> **REQUIREMENT**
Wherever the word "labels" appears in a line, extract that line.
------------------------------------
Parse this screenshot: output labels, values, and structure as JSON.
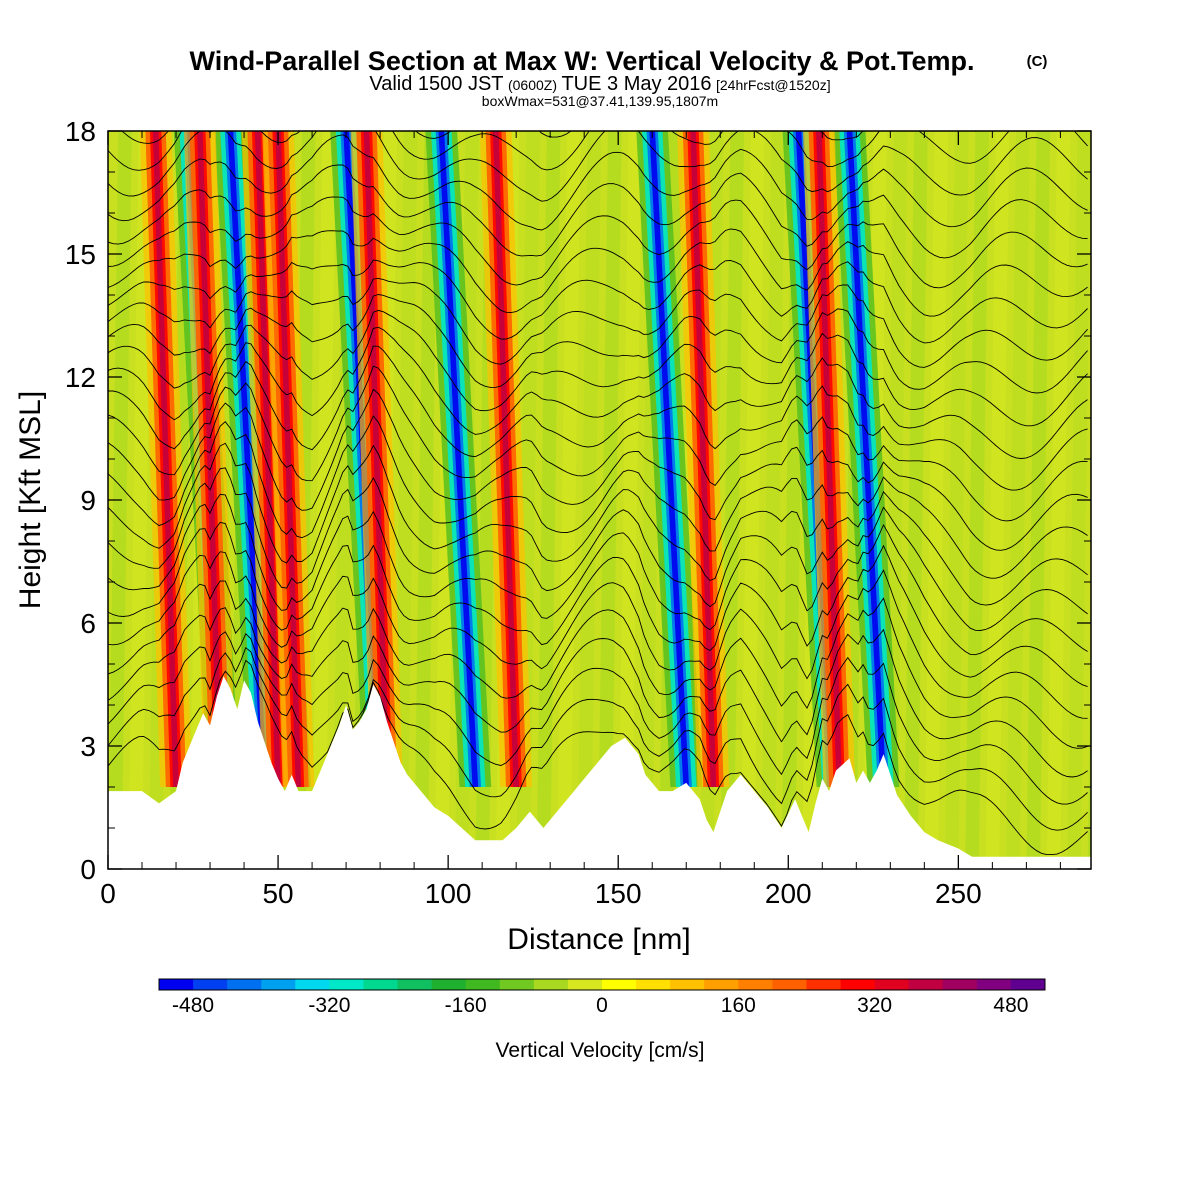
{
  "title": {
    "main": "Wind-Parallel Section at Max W: Vertical Velocity & Pot.Temp.",
    "main_suffix": "(C)",
    "line2_a": "Valid 1500 JST",
    "line2_b": "(0600Z)",
    "line2_c": "TUE 3 May 2016",
    "line2_d": "[24hrFcst@1520z]",
    "line3": "boxWmax=531@37.41,139.95,1807m"
  },
  "chart_data": {
    "type": "heatmap",
    "xlabel": "Distance [nm]",
    "ylabel": "Height [Kft MSL]",
    "xlim": [
      0,
      289
    ],
    "ylim": [
      0,
      18
    ],
    "x_ticks": [
      "0",
      "50",
      "100",
      "150",
      "200",
      "250"
    ],
    "x_tick_values": [
      0,
      50,
      100,
      150,
      200,
      250
    ],
    "y_ticks": [
      "0",
      "3",
      "6",
      "9",
      "12",
      "15",
      "18"
    ],
    "y_tick_values": [
      0,
      3,
      6,
      9,
      12,
      15,
      18
    ],
    "colorbar": {
      "title": "Vertical Velocity [cm/s]",
      "labels": [
        "-480",
        "-320",
        "-160",
        "0",
        "160",
        "320",
        "480"
      ],
      "label_values": [
        -480,
        -320,
        -160,
        0,
        160,
        320,
        480
      ],
      "min": -520,
      "max": 520,
      "step": 40,
      "colors": [
        "#0000f0",
        "#0040f0",
        "#0070f0",
        "#00a0f0",
        "#00d8f0",
        "#00e8c8",
        "#00d890",
        "#10c060",
        "#20b030",
        "#40b820",
        "#70c820",
        "#a8d820",
        "#d8e820",
        "#ffff00",
        "#ffe000",
        "#ffc000",
        "#ffa000",
        "#ff8000",
        "#ff6000",
        "#ff3000",
        "#ff0000",
        "#e00020",
        "#c00040",
        "#a00060",
        "#800080",
        "#600090"
      ]
    },
    "terrain_kft": [
      [
        0,
        1.9
      ],
      [
        10,
        1.9
      ],
      [
        15,
        1.6
      ],
      [
        20,
        1.9
      ],
      [
        22,
        2.6
      ],
      [
        25,
        3.2
      ],
      [
        28,
        3.8
      ],
      [
        30,
        3.5
      ],
      [
        32,
        4.2
      ],
      [
        34,
        4.7
      ],
      [
        36,
        4.4
      ],
      [
        38,
        3.9
      ],
      [
        40,
        4.6
      ],
      [
        42,
        4.3
      ],
      [
        44,
        3.6
      ],
      [
        46,
        3.1
      ],
      [
        48,
        2.6
      ],
      [
        50,
        2.2
      ],
      [
        52,
        1.9
      ],
      [
        54,
        2.3
      ],
      [
        56,
        1.9
      ],
      [
        60,
        1.9
      ],
      [
        64,
        2.7
      ],
      [
        68,
        3.5
      ],
      [
        70,
        4.0
      ],
      [
        72,
        3.4
      ],
      [
        74,
        3.6
      ],
      [
        76,
        3.9
      ],
      [
        78,
        4.5
      ],
      [
        80,
        4.2
      ],
      [
        82,
        3.6
      ],
      [
        84,
        3.1
      ],
      [
        86,
        2.6
      ],
      [
        88,
        2.3
      ],
      [
        92,
        1.9
      ],
      [
        96,
        1.5
      ],
      [
        100,
        1.3
      ],
      [
        104,
        1.0
      ],
      [
        108,
        0.7
      ],
      [
        116,
        0.7
      ],
      [
        120,
        1.0
      ],
      [
        124,
        1.4
      ],
      [
        128,
        1.0
      ],
      [
        132,
        1.4
      ],
      [
        136,
        1.8
      ],
      [
        140,
        2.2
      ],
      [
        144,
        2.6
      ],
      [
        148,
        3.0
      ],
      [
        152,
        3.2
      ],
      [
        156,
        2.8
      ],
      [
        158,
        2.3
      ],
      [
        162,
        1.9
      ],
      [
        166,
        1.9
      ],
      [
        170,
        2.1
      ],
      [
        174,
        1.7
      ],
      [
        176,
        1.2
      ],
      [
        178,
        0.9
      ],
      [
        180,
        1.4
      ],
      [
        182,
        1.9
      ],
      [
        186,
        2.3
      ],
      [
        190,
        1.9
      ],
      [
        194,
        1.5
      ],
      [
        198,
        1.0
      ],
      [
        202,
        1.7
      ],
      [
        204,
        1.3
      ],
      [
        206,
        0.9
      ],
      [
        208,
        1.6
      ],
      [
        210,
        2.2
      ],
      [
        212,
        1.9
      ],
      [
        214,
        2.4
      ],
      [
        218,
        2.7
      ],
      [
        220,
        2.1
      ],
      [
        222,
        2.4
      ],
      [
        224,
        2.1
      ],
      [
        226,
        2.4
      ],
      [
        228,
        2.8
      ],
      [
        230,
        2.3
      ],
      [
        232,
        1.8
      ],
      [
        236,
        1.3
      ],
      [
        240,
        0.9
      ],
      [
        244,
        0.7
      ],
      [
        250,
        0.5
      ],
      [
        254,
        0.3
      ],
      [
        289,
        0.3
      ]
    ],
    "updraft_bands_x": [
      20,
      33,
      50,
      56,
      82,
      120,
      178,
      215
    ],
    "downdraft_bands_x": [
      34,
      46,
      55,
      80,
      108,
      170,
      213,
      228
    ]
  }
}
------------------------------------
> **FINAL RESULT**
Parse this screenshot: output labels, values, and structure as JSON.
      "labels": [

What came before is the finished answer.